▸ Task goal: Determine how many lines of the data below contain "subtitle", then give only that number.
====
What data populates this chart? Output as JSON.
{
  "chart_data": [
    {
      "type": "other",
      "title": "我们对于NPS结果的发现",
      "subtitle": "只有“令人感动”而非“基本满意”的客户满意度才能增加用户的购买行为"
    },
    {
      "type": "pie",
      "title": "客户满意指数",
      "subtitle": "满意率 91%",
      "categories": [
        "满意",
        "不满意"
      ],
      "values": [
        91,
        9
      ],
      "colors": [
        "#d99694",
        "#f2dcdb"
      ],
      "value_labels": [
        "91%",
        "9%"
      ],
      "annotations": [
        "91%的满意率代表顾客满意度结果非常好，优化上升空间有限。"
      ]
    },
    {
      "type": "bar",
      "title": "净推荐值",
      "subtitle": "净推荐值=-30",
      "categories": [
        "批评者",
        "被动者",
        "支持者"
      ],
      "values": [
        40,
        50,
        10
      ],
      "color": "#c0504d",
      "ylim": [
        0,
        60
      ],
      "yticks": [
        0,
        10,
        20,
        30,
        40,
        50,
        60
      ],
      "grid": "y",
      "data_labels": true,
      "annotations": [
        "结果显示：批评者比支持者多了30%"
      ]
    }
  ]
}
====
▸ Right answer: 3